Search the data for the word "name" and copy every line that contains it.

—————

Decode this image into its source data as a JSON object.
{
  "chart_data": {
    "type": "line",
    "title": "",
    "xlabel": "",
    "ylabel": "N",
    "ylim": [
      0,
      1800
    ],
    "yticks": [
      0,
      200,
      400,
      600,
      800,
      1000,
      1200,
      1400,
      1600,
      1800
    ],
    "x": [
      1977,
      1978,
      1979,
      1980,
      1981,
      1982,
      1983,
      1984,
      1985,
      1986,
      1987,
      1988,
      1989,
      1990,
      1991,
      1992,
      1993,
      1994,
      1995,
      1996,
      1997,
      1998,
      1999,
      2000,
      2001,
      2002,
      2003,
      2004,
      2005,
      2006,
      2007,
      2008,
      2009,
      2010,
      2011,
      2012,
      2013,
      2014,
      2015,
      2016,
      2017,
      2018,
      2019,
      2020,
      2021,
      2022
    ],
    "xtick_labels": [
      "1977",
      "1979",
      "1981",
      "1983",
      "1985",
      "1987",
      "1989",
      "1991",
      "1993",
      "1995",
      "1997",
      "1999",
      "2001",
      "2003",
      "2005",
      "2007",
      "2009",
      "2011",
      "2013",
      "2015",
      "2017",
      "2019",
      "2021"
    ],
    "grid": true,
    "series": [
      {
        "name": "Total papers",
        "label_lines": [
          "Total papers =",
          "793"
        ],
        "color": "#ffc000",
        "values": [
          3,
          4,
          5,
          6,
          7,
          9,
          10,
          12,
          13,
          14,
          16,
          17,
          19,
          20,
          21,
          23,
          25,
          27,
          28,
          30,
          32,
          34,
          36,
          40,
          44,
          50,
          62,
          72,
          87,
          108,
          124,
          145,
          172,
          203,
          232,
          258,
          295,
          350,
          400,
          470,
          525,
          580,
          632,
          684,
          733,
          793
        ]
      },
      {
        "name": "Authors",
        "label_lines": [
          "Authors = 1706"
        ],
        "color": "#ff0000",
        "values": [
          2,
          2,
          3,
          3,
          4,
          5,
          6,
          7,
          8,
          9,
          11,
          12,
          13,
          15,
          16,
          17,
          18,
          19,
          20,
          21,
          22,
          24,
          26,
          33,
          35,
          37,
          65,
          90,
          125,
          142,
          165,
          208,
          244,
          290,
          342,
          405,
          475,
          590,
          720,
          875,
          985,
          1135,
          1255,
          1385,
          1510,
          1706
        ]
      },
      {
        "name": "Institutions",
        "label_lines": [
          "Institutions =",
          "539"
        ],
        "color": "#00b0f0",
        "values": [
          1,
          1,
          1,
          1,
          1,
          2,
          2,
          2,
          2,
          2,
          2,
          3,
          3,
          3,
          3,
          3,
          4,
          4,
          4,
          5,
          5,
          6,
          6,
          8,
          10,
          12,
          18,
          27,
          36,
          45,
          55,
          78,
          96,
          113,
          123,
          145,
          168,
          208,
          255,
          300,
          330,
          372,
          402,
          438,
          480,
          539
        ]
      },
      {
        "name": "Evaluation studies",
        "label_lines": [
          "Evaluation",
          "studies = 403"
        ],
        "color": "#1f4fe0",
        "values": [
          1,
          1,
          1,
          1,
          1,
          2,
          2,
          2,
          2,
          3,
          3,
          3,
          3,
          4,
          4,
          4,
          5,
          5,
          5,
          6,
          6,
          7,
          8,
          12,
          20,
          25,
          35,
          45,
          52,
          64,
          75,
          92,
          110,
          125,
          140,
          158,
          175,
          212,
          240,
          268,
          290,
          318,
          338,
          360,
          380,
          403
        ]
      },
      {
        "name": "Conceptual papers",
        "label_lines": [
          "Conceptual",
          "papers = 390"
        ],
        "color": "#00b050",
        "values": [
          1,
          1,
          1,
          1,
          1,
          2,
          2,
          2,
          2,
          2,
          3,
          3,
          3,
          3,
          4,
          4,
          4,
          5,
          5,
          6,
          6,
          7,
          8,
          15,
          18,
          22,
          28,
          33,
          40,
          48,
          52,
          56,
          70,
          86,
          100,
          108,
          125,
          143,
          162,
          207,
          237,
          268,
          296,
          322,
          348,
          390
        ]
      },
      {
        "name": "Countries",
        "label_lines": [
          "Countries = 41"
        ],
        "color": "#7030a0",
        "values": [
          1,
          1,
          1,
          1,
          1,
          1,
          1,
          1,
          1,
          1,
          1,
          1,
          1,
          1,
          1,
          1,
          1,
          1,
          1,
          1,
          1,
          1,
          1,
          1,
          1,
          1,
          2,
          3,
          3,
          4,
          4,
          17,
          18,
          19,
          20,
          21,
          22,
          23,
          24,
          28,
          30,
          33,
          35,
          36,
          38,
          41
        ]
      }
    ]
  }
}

—————

### COMPLETE OUTPUT
        "name": "Total papers",
        "name": "Authors",
        "name": "Institutions",
        "name": "Evaluation studies",
        "name": "Conceptual papers",
        "name": "Countries",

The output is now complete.